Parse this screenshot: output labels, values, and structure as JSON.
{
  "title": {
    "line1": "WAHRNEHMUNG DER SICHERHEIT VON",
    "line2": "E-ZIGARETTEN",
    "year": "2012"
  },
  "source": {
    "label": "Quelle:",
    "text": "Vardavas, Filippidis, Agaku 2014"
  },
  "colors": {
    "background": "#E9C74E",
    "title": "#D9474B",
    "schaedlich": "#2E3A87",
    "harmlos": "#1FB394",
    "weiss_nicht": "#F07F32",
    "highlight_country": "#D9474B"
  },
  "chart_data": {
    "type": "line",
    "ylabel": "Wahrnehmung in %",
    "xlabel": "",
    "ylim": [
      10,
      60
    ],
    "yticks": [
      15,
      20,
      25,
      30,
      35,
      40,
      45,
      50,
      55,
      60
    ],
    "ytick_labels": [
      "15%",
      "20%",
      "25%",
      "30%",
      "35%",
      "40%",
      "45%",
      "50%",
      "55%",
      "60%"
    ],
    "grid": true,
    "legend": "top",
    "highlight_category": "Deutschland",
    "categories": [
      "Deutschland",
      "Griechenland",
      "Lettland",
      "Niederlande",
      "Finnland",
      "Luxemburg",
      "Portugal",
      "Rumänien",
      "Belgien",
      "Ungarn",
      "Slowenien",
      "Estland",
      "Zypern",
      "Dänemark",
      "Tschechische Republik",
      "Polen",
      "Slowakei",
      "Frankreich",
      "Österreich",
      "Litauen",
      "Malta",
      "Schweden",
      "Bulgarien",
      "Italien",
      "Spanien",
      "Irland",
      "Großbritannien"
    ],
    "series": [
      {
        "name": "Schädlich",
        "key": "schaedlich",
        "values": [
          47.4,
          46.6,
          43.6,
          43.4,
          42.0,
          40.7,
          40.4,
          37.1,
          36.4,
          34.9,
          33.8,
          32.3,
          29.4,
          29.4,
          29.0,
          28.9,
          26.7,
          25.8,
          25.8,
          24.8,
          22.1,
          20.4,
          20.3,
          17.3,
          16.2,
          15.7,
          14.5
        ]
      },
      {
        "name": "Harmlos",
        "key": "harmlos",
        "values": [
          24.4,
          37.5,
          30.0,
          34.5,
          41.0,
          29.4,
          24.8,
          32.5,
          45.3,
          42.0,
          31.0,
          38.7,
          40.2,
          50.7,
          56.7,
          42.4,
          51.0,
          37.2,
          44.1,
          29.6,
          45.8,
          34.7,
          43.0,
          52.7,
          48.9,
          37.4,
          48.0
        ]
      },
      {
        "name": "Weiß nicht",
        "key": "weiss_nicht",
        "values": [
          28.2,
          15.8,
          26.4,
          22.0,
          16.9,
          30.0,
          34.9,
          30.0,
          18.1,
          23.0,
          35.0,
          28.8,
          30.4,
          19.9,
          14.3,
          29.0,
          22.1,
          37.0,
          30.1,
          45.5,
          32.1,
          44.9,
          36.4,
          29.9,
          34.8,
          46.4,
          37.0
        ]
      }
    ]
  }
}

--

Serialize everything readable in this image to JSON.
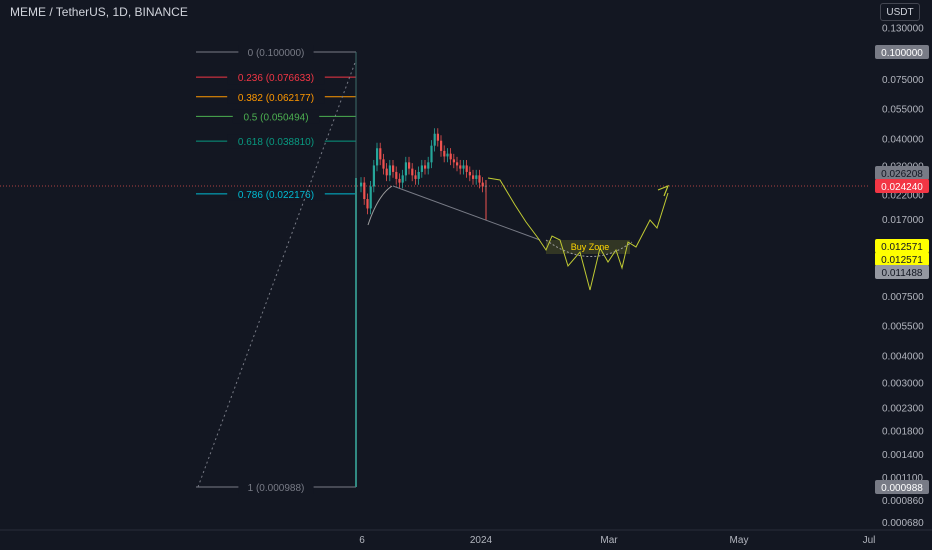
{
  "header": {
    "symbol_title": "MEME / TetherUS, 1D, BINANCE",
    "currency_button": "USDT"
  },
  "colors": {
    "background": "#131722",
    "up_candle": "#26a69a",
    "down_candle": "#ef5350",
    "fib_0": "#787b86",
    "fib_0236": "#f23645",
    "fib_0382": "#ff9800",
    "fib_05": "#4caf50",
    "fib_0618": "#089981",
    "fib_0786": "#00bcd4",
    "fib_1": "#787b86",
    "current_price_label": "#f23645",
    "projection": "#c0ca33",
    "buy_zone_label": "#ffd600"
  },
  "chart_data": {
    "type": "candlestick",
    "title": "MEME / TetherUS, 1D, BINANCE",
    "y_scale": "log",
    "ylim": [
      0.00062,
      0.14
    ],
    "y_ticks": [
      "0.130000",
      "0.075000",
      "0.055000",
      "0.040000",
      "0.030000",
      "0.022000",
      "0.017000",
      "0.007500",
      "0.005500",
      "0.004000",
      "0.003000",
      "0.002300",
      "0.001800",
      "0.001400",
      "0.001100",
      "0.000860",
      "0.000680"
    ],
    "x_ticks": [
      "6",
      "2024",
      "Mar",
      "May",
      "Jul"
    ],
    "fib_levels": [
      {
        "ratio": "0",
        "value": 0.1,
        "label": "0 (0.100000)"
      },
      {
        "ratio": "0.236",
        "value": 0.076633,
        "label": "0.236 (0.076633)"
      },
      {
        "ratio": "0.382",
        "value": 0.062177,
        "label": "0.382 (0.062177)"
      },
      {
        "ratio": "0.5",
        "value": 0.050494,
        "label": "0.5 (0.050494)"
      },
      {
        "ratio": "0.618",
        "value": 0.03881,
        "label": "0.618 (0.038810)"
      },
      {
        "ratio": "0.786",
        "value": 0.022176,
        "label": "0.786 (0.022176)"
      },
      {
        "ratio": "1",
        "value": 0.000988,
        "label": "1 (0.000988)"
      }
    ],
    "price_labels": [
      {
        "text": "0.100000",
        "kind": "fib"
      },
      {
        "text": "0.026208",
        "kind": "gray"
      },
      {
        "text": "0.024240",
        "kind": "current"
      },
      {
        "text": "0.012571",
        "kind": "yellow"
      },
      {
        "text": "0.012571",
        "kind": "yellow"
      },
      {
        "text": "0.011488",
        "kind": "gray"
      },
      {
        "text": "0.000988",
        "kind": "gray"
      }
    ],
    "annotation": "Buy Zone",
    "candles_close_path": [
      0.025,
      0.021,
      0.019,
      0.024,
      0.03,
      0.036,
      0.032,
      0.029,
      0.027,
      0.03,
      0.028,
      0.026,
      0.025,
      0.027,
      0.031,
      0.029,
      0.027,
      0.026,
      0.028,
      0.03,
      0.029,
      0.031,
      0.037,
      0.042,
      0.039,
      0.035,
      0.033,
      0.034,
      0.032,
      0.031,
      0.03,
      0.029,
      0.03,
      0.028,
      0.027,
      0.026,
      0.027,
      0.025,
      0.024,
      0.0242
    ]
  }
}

▶ Problem to work on: Extract from the material all lines containing the string "JSON".

▶ Response to the task:
Parse this screenshot: output labels, values, and structure as JSON.
Serialize everything readable in this image to JSON.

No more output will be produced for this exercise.